» DATASET RECORDS:
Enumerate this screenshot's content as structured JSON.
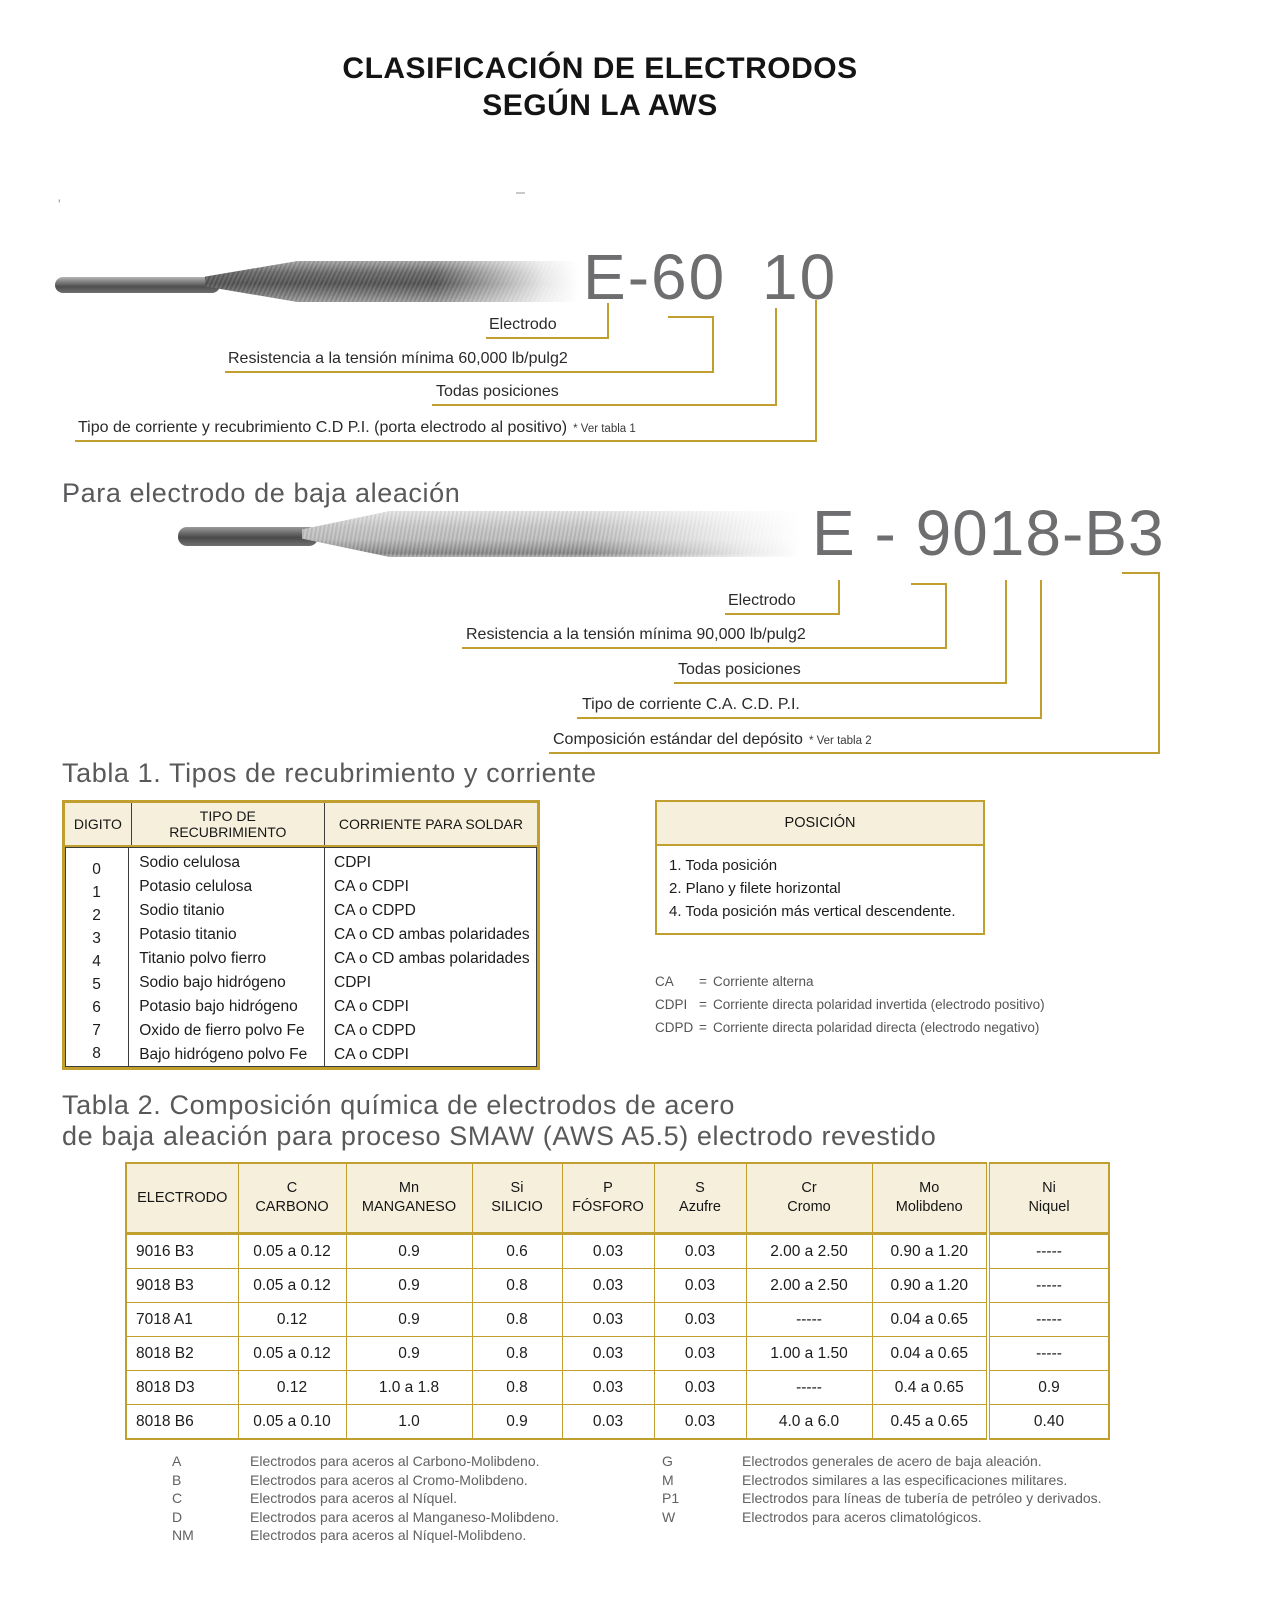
{
  "page": {
    "title_line1": "CLASIFICACIÓN DE ELECTRODOS",
    "title_line2": "SEGÚN LA AWS"
  },
  "colors": {
    "gold": "#C19F2E",
    "beige": "#F6EFDC",
    "label_gray": "#6e6e71",
    "heading_gray": "#59595b"
  },
  "diagram1": {
    "label": "E-60 10",
    "annotations": [
      {
        "text": "Electrodo",
        "note": ""
      },
      {
        "text": "Resistencia a la tensión mínima 60,000 lb/pulg2",
        "note": ""
      },
      {
        "text": "Todas posiciones",
        "note": ""
      },
      {
        "text": "Tipo de corriente y recubrimiento C.D P.I. (porta electrodo al positivo)",
        "note": "* Ver tabla 1"
      }
    ]
  },
  "section2_heading": "Para electrodo de baja aleación",
  "diagram2": {
    "label": "E - 9018-B3",
    "annotations": [
      {
        "text": "Electrodo",
        "note": ""
      },
      {
        "text": "Resistencia a la tensión mínima 90,000 lb/pulg2",
        "note": ""
      },
      {
        "text": "Todas posiciones",
        "note": ""
      },
      {
        "text": "Tipo de corriente C.A. C.D. P.I.",
        "note": ""
      },
      {
        "text": "Composición estándar del depósito",
        "note": "* Ver tabla 2"
      }
    ]
  },
  "table1": {
    "title": "Tabla 1. Tipos de recubrimiento y corriente",
    "headers": [
      "DIGITO",
      "TIPO DE RECUBRIMIENTO",
      "CORRIENTE PARA SOLDAR"
    ],
    "digits": [
      "0",
      "1",
      "2",
      "3",
      "4",
      "5",
      "6",
      "7",
      "8"
    ],
    "rows": [
      {
        "recubrimiento": "Sodio celulosa",
        "corriente": "CDPI"
      },
      {
        "recubrimiento": "Potasio celulosa",
        "corriente": "CA o CDPI"
      },
      {
        "recubrimiento": "Sodio titanio",
        "corriente": "CA o CDPD"
      },
      {
        "recubrimiento": "Potasio titanio",
        "corriente": "CA o CD ambas polaridades"
      },
      {
        "recubrimiento": "Titanio polvo fierro",
        "corriente": "CA o CD ambas polaridades"
      },
      {
        "recubrimiento": "Sodio bajo hidrógeno",
        "corriente": "CDPI"
      },
      {
        "recubrimiento": "Potasio bajo hidrógeno",
        "corriente": "CA o CDPI"
      },
      {
        "recubrimiento": "Oxido de fierro polvo Fe",
        "corriente": "CA o CDPD"
      },
      {
        "recubrimiento": "Bajo hidrógeno polvo Fe",
        "corriente": "CA o CDPI"
      }
    ]
  },
  "posicion_box": {
    "header": "POSICIÓN",
    "items": [
      "1. Toda posición",
      "2. Plano y filete horizontal",
      "4. Toda posición más vertical descendente."
    ]
  },
  "current_legend_eq": "=",
  "current_legend": [
    {
      "term": "CA",
      "definition": "Corriente alterna"
    },
    {
      "term": "CDPI",
      "definition": "Corriente directa polaridad invertida (electrodo positivo)"
    },
    {
      "term": "CDPD",
      "definition": "Corriente directa polaridad directa (electrodo negativo)"
    }
  ],
  "table2": {
    "title_line1": "Tabla 2. Composición química de electrodos de acero",
    "title_line2": "de baja aleación para proceso SMAW (AWS A5.5) electrodo revestido",
    "headers": [
      {
        "top": "ELECTRODO",
        "bottom": ""
      },
      {
        "top": "C",
        "bottom": "CARBONO"
      },
      {
        "top": "Mn",
        "bottom": "MANGANESO"
      },
      {
        "top": "Si",
        "bottom": "SILICIO"
      },
      {
        "top": "P",
        "bottom": "FÓSFORO"
      },
      {
        "top": "S",
        "bottom": "Azufre"
      },
      {
        "top": "Cr",
        "bottom": "Cromo"
      },
      {
        "top": "Mo",
        "bottom": "Molibdeno"
      },
      {
        "top": "Ni",
        "bottom": "Niquel"
      }
    ],
    "rows": [
      [
        "9016 B3",
        "0.05 a 0.12",
        "0.9",
        "0.6",
        "0.03",
        "0.03",
        "2.00 a 2.50",
        "0.90 a 1.20",
        "-----"
      ],
      [
        "9018 B3",
        "0.05 a 0.12",
        "0.9",
        "0.8",
        "0.03",
        "0.03",
        "2.00 a 2.50",
        "0.90 a 1.20",
        "-----"
      ],
      [
        "7018 A1",
        "0.12",
        "0.9",
        "0.8",
        "0.03",
        "0.03",
        "-----",
        "0.04 a 0.65",
        "-----"
      ],
      [
        "8018 B2",
        "0.05 a 0.12",
        "0.9",
        "0.8",
        "0.03",
        "0.03",
        "1.00 a 1.50",
        "0.04 a 0.65",
        "-----"
      ],
      [
        "8018 D3",
        "0.12",
        "1.0 a 1.8",
        "0.8",
        "0.03",
        "0.03",
        "-----",
        "0.4 a 0.65",
        "0.9"
      ],
      [
        "8018 B6",
        "0.05 a 0.10",
        "1.0",
        "0.9",
        "0.03",
        "0.03",
        "4.0 a 6.0",
        "0.45 a 0.65",
        "0.40"
      ]
    ]
  },
  "suffix_legend_left": [
    {
      "term": "A",
      "definition": "Electrodos para aceros al Carbono-Molibdeno."
    },
    {
      "term": "B",
      "definition": "Electrodos para aceros al Cromo-Molibdeno."
    },
    {
      "term": "C",
      "definition": "Electrodos para aceros al Níquel."
    },
    {
      "term": "D",
      "definition": "Electrodos para aceros al Manganeso-Molibdeno."
    },
    {
      "term": "NM",
      "definition": "Electrodos para aceros al Níquel-Molibdeno."
    }
  ],
  "suffix_legend_right": [
    {
      "term": "G",
      "definition": "Electrodos generales de acero de baja aleación."
    },
    {
      "term": "M",
      "definition": "Electrodos similares a las especificaciones militares."
    },
    {
      "term": "P1",
      "definition": "Electrodos para líneas de tubería de petróleo y derivados."
    },
    {
      "term": "W",
      "definition": "Electrodos para aceros climatológicos."
    }
  ]
}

» EXERCISE AIM:
Give every line above again exactly, with no pictures.

» WRITTEN SOLUTION:
Enumerate this screenshot's content as structured JSON.
{
  "page": {
    "title_line1": "CLASIFICACIÓN DE ELECTRODOS",
    "title_line2": "SEGÚN LA AWS"
  },
  "colors": {
    "gold": "#C19F2E",
    "beige": "#F6EFDC",
    "label_gray": "#6e6e71",
    "heading_gray": "#59595b"
  },
  "diagram1": {
    "label": "E-60 10",
    "annotations": [
      {
        "text": "Electrodo",
        "note": ""
      },
      {
        "text": "Resistencia a la tensión mínima 60,000 lb/pulg2",
        "note": ""
      },
      {
        "text": "Todas posiciones",
        "note": ""
      },
      {
        "text": "Tipo de corriente y recubrimiento C.D P.I. (porta electrodo al positivo)",
        "note": "* Ver tabla 1"
      }
    ]
  },
  "section2_heading": "Para electrodo de baja aleación",
  "diagram2": {
    "label": "E - 9018-B3",
    "annotations": [
      {
        "text": "Electrodo",
        "note": ""
      },
      {
        "text": "Resistencia a la tensión mínima 90,000 lb/pulg2",
        "note": ""
      },
      {
        "text": "Todas posiciones",
        "note": ""
      },
      {
        "text": "Tipo de corriente C.A. C.D. P.I.",
        "note": ""
      },
      {
        "text": "Composición estándar del depósito",
        "note": "* Ver tabla 2"
      }
    ]
  },
  "table1": {
    "title": "Tabla 1. Tipos de recubrimiento y corriente",
    "headers": [
      "DIGITO",
      "TIPO DE RECUBRIMIENTO",
      "CORRIENTE PARA SOLDAR"
    ],
    "digits": [
      "0",
      "1",
      "2",
      "3",
      "4",
      "5",
      "6",
      "7",
      "8"
    ],
    "rows": [
      {
        "recubrimiento": "Sodio celulosa",
        "corriente": "CDPI"
      },
      {
        "recubrimiento": "Potasio celulosa",
        "corriente": "CA o CDPI"
      },
      {
        "recubrimiento": "Sodio titanio",
        "corriente": "CA o CDPD"
      },
      {
        "recubrimiento": "Potasio titanio",
        "corriente": "CA o CD ambas polaridades"
      },
      {
        "recubrimiento": "Titanio polvo fierro",
        "corriente": "CA o CD ambas polaridades"
      },
      {
        "recubrimiento": "Sodio bajo hidrógeno",
        "corriente": "CDPI"
      },
      {
        "recubrimiento": "Potasio bajo hidrógeno",
        "corriente": "CA o CDPI"
      },
      {
        "recubrimiento": "Oxido de fierro polvo Fe",
        "corriente": "CA o CDPD"
      },
      {
        "recubrimiento": "Bajo hidrógeno polvo Fe",
        "corriente": "CA o CDPI"
      }
    ]
  },
  "posicion_box": {
    "header": "POSICIÓN",
    "items": [
      "1. Toda posición",
      "2. Plano y filete horizontal",
      "4. Toda posición más vertical descendente."
    ]
  },
  "current_legend_eq": "=",
  "current_legend": [
    {
      "term": "CA",
      "definition": "Corriente alterna"
    },
    {
      "term": "CDPI",
      "definition": "Corriente directa polaridad invertida (electrodo positivo)"
    },
    {
      "term": "CDPD",
      "definition": "Corriente directa polaridad directa (electrodo negativo)"
    }
  ],
  "table2": {
    "title_line1": "Tabla 2. Composición química de electrodos de acero",
    "title_line2": "de baja aleación para proceso SMAW (AWS A5.5) electrodo revestido",
    "headers": [
      {
        "top": "ELECTRODO",
        "bottom": ""
      },
      {
        "top": "C",
        "bottom": "CARBONO"
      },
      {
        "top": "Mn",
        "bottom": "MANGANESO"
      },
      {
        "top": "Si",
        "bottom": "SILICIO"
      },
      {
        "top": "P",
        "bottom": "FÓSFORO"
      },
      {
        "top": "S",
        "bottom": "Azufre"
      },
      {
        "top": "Cr",
        "bottom": "Cromo"
      },
      {
        "top": "Mo",
        "bottom": "Molibdeno"
      },
      {
        "top": "Ni",
        "bottom": "Niquel"
      }
    ],
    "rows": [
      [
        "9016 B3",
        "0.05 a 0.12",
        "0.9",
        "0.6",
        "0.03",
        "0.03",
        "2.00 a 2.50",
        "0.90 a 1.20",
        "-----"
      ],
      [
        "9018 B3",
        "0.05 a 0.12",
        "0.9",
        "0.8",
        "0.03",
        "0.03",
        "2.00 a 2.50",
        "0.90 a 1.20",
        "-----"
      ],
      [
        "7018 A1",
        "0.12",
        "0.9",
        "0.8",
        "0.03",
        "0.03",
        "-----",
        "0.04 a 0.65",
        "-----"
      ],
      [
        "8018 B2",
        "0.05 a 0.12",
        "0.9",
        "0.8",
        "0.03",
        "0.03",
        "1.00 a 1.50",
        "0.04 a 0.65",
        "-----"
      ],
      [
        "8018 D3",
        "0.12",
        "1.0 a 1.8",
        "0.8",
        "0.03",
        "0.03",
        "-----",
        "0.4 a 0.65",
        "0.9"
      ],
      [
        "8018 B6",
        "0.05 a 0.10",
        "1.0",
        "0.9",
        "0.03",
        "0.03",
        "4.0 a 6.0",
        "0.45 a 0.65",
        "0.40"
      ]
    ]
  },
  "suffix_legend_left": [
    {
      "term": "A",
      "definition": "Electrodos para aceros al Carbono-Molibdeno."
    },
    {
      "term": "B",
      "definition": "Electrodos para aceros al Cromo-Molibdeno."
    },
    {
      "term": "C",
      "definition": "Electrodos para aceros al Níquel."
    },
    {
      "term": "D",
      "definition": "Electrodos para aceros al Manganeso-Molibdeno."
    },
    {
      "term": "NM",
      "definition": "Electrodos para aceros al Níquel-Molibdeno."
    }
  ],
  "suffix_legend_right": [
    {
      "term": "G",
      "definition": "Electrodos generales de acero de baja aleación."
    },
    {
      "term": "M",
      "definition": "Electrodos similares a las especificaciones militares."
    },
    {
      "term": "P1",
      "definition": "Electrodos para líneas de tubería de petróleo y derivados."
    },
    {
      "term": "W",
      "definition": "Electrodos para aceros climatológicos."
    }
  ]
}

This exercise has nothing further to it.